### SUPPLIED INFORMATION

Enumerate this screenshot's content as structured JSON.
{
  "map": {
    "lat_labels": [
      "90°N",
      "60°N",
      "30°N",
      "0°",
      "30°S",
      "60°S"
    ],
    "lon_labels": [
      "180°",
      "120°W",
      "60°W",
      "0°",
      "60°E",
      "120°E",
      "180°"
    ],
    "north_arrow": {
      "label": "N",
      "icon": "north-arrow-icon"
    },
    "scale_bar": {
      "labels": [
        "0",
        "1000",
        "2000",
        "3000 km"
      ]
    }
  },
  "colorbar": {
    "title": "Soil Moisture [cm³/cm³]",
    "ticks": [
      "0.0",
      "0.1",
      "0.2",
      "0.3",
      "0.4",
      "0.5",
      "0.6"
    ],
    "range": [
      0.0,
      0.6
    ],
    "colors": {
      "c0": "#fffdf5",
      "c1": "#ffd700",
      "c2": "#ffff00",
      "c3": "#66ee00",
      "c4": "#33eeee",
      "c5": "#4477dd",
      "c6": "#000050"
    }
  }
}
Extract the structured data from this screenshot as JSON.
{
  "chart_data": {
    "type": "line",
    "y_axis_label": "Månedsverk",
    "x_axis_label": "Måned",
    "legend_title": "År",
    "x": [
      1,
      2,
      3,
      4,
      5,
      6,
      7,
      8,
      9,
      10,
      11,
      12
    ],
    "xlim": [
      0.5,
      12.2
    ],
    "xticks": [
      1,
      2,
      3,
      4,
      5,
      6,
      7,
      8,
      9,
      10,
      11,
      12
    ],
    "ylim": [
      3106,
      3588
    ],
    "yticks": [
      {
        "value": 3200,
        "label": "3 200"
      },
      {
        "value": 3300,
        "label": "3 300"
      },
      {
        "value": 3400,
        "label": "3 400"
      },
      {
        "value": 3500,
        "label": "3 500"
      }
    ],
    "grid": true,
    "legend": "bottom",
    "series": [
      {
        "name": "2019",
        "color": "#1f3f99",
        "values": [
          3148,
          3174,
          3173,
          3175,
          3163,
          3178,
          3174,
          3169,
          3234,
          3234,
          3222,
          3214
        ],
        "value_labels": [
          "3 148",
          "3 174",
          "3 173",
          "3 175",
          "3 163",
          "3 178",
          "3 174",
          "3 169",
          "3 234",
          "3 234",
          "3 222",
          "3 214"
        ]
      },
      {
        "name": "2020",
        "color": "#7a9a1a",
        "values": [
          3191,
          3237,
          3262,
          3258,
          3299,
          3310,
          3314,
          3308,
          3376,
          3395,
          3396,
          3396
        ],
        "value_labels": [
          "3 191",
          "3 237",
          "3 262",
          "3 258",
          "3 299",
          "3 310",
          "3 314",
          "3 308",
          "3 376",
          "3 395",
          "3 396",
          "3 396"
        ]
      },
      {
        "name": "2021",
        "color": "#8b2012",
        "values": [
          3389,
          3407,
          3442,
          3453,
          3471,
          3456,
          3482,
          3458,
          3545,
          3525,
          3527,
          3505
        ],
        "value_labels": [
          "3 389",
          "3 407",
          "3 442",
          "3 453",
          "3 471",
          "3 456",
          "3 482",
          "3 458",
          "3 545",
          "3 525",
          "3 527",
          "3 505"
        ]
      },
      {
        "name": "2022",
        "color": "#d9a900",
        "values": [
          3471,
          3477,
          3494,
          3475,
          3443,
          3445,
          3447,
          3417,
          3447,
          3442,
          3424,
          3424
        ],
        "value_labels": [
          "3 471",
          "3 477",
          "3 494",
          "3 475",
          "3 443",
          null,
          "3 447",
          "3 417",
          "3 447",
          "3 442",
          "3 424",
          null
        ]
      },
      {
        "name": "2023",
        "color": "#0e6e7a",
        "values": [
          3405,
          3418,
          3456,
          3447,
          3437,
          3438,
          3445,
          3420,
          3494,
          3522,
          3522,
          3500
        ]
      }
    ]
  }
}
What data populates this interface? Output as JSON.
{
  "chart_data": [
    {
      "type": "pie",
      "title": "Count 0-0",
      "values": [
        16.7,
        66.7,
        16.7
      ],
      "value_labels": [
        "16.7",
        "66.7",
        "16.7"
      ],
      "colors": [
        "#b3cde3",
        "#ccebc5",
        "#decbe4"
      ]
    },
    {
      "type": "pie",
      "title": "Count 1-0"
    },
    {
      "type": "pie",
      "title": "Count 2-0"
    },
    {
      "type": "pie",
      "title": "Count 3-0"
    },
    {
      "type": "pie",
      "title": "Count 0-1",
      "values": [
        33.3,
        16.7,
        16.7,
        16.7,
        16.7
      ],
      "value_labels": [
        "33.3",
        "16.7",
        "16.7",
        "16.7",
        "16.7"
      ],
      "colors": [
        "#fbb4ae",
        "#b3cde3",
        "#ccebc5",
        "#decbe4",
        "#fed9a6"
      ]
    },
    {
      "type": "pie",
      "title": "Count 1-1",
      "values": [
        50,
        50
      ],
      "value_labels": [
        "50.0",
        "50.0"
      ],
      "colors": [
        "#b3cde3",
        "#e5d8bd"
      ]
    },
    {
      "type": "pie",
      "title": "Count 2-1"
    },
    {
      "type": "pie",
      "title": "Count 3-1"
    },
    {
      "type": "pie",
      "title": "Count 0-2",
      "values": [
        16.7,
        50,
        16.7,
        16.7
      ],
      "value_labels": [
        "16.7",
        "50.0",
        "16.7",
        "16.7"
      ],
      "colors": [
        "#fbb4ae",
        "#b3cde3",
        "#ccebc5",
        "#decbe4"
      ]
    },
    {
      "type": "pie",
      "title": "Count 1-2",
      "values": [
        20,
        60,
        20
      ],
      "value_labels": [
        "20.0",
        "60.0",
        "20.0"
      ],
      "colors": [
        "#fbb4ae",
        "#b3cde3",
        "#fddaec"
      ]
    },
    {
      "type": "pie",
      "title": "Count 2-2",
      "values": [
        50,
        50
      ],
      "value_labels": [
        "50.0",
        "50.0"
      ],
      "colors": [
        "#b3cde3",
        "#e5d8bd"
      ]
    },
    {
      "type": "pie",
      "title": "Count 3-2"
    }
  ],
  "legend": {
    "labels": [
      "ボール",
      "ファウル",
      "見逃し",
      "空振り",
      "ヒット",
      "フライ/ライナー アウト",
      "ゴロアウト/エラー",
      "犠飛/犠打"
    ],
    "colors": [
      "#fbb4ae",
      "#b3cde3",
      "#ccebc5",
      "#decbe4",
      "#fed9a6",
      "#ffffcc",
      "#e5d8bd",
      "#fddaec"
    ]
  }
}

######

TASK DIRECTIONS -> Reproduce every line of the data verbatim.

FULL RESPONSE ->
Enumerate this screenshot's content as structured JSON.
{
  "map": {
    "lat_labels": [
      "90°N",
      "60°N",
      "30°N",
      "0°",
      "30°S",
      "60°S"
    ],
    "lon_labels": [
      "180°",
      "120°W",
      "60°W",
      "0°",
      "60°E",
      "120°E",
      "180°"
    ],
    "north_arrow": {
      "label": "N",
      "icon": "north-arrow-icon"
    },
    "scale_bar": {
      "labels": [
        "0",
        "1000",
        "2000",
        "3000 km"
      ]
    }
  },
  "colorbar": {
    "title": "Soil Moisture [cm³/cm³]",
    "ticks": [
      "0.0",
      "0.1",
      "0.2",
      "0.3",
      "0.4",
      "0.5",
      "0.6"
    ],
    "range": [
      0.0,
      0.6
    ],
    "colors": {
      "c0": "#fffdf5",
      "c1": "#ffd700",
      "c2": "#ffff00",
      "c3": "#66ee00",
      "c4": "#33eeee",
      "c5": "#4477dd",
      "c6": "#000050"
    }
  }
}
Extract the structured data from this screenshot as JSON.
{
  "chart_data": {
    "type": "line",
    "y_axis_label": "Månedsverk",
    "x_axis_label": "Måned",
    "legend_title": "År",
    "x": [
      1,
      2,
      3,
      4,
      5,
      6,
      7,
      8,
      9,
      10,
      11,
      12
    ],
    "xlim": [
      0.5,
      12.2
    ],
    "xticks": [
      1,
      2,
      3,
      4,
      5,
      6,
      7,
      8,
      9,
      10,
      11,
      12
    ],
    "ylim": [
      3106,
      3588
    ],
    "yticks": [
      {
        "value": 3200,
        "label": "3 200"
      },
      {
        "value": 3300,
        "label": "3 300"
      },
      {
        "value": 3400,
        "label": "3 400"
      },
      {
        "value": 3500,
        "label": "3 500"
      }
    ],
    "grid": true,
    "legend": "bottom",
    "series": [
      {
        "name": "2019",
        "color": "#1f3f99",
        "values": [
          3148,
          3174,
          3173,
          3175,
          3163,
          3178,
          3174,
          3169,
          3234,
          3234,
          3222,
          3214
        ],
        "value_labels": [
          "3 148",
          "3 174",
          "3 173",
          "3 175",
          "3 163",
          "3 178",
          "3 174",
          "3 169",
          "3 234",
          "3 234",
          "3 222",
          "3 214"
        ]
      },
      {
        "name": "2020",
        "color": "#7a9a1a",
        "values": [
          3191,
          3237,
          3262,
          3258,
          3299,
          3310,
          3314,
          3308,
          3376,
          3395,
          3396,
          3396
        ],
        "value_labels": [
          "3 191",
          "3 237",
          "3 262",
          "3 258",
          "3 299",
          "3 310",
          "3 314",
          "3 308",
          "3 376",
          "3 395",
          "3 396",
          "3 396"
        ]
      },
      {
        "name": "2021",
        "color": "#8b2012",
        "values": [
          3389,
          3407,
          3442,
          3453,
          3471,
          3456,
          3482,
          3458,
          3545,
          3525,
          3527,
          3505
        ],
        "value_labels": [
          "3 389",
          "3 407",
          "3 442",
          "3 453",
          "3 471",
          "3 456",
          "3 482",
          "3 458",
          "3 545",
          "3 525",
          "3 527",
          "3 505"
        ]
      },
      {
        "name": "2022",
        "color": "#d9a900",
        "values": [
          3471,
          3477,
          3494,
          3475,
          3443,
          3445,
          3447,
          3417,
          3447,
          3442,
          3424,
          3424
        ],
        "value_labels": [
          "3 471",
          "3 477",
          "3 494",
          "3 475",
          "3 443",
          null,
          "3 447",
          "3 417",
          "3 447",
          "3 442",
          "3 424",
          null
        ]
      },
      {
        "name": "2023",
        "color": "#0e6e7a",
        "values": [
          3405,
          3418,
          3456,
          3447,
          3437,
          3438,
          3445,
          3420,
          3494,
          3522,
          3522,
          3500
        ]
      }
    ]
  }
}
What data populates this interface? Output as JSON.
{
  "chart_data": [
    {
      "type": "pie",
      "title": "Count 0-0",
      "values": [
        16.7,
        66.7,
        16.7
      ],
      "value_labels": [
        "16.7",
        "66.7",
        "16.7"
      ],
      "colors": [
        "#b3cde3",
        "#ccebc5",
        "#decbe4"
      ]
    },
    {
      "type": "pie",
      "title": "Count 1-0"
    },
    {
      "type": "pie",
      "title": "Count 2-0"
    },
    {
      "type": "pie",
      "title": "Count 3-0"
    },
    {
      "type": "pie",
      "title": "Count 0-1",
      "values": [
        33.3,
        16.7,
        16.7,
        16.7,
        16.7
      ],
      "value_labels": [
        "33.3",
        "16.7",
        "16.7",
        "16.7",
        "16.7"
      ],
      "colors": [
        "#fbb4ae",
        "#b3cde3",
        "#ccebc5",
        "#decbe4",
        "#fed9a6"
      ]
    },
    {
      "type": "pie",
      "title": "Count 1-1",
      "values": [
        50,
        50
      ],
      "value_labels": [
        "50.0",
        "50.0"
      ],
      "colors": [
        "#b3cde3",
        "#e5d8bd"
      ]
    },
    {
      "type": "pie",
      "title": "Count 2-1"
    },
    {
      "type": "pie",
      "title": "Count 3-1"
    },
    {
      "type": "pie",
      "title": "Count 0-2",
      "values": [
        16.7,
        50,
        16.7,
        16.7
      ],
      "value_labels": [
        "16.7",
        "50.0",
        "16.7",
        "16.7"
      ],
      "colors": [
        "#fbb4ae",
        "#b3cde3",
        "#ccebc5",
        "#decbe4"
      ]
    },
    {
      "type": "pie",
      "title": "Count 1-2",
      "values": [
        20,
        60,
        20
      ],
      "value_labels": [
        "20.0",
        "60.0",
        "20.0"
      ],
      "colors": [
        "#fbb4ae",
        "#b3cde3",
        "#fddaec"
      ]
    },
    {
      "type": "pie",
      "title": "Count 2-2",
      "values": [
        50,
        50
      ],
      "value_labels": [
        "50.0",
        "50.0"
      ],
      "colors": [
        "#b3cde3",
        "#e5d8bd"
      ]
    },
    {
      "type": "pie",
      "title": "Count 3-2"
    }
  ],
  "legend": {
    "labels": [
      "ボール",
      "ファウル",
      "見逃し",
      "空振り",
      "ヒット",
      "フライ/ライナー アウト",
      "ゴロアウト/エラー",
      "犠飛/犠打"
    ],
    "colors": [
      "#fbb4ae",
      "#b3cde3",
      "#ccebc5",
      "#decbe4",
      "#fed9a6",
      "#ffffcc",
      "#e5d8bd",
      "#fddaec"
    ]
  }
}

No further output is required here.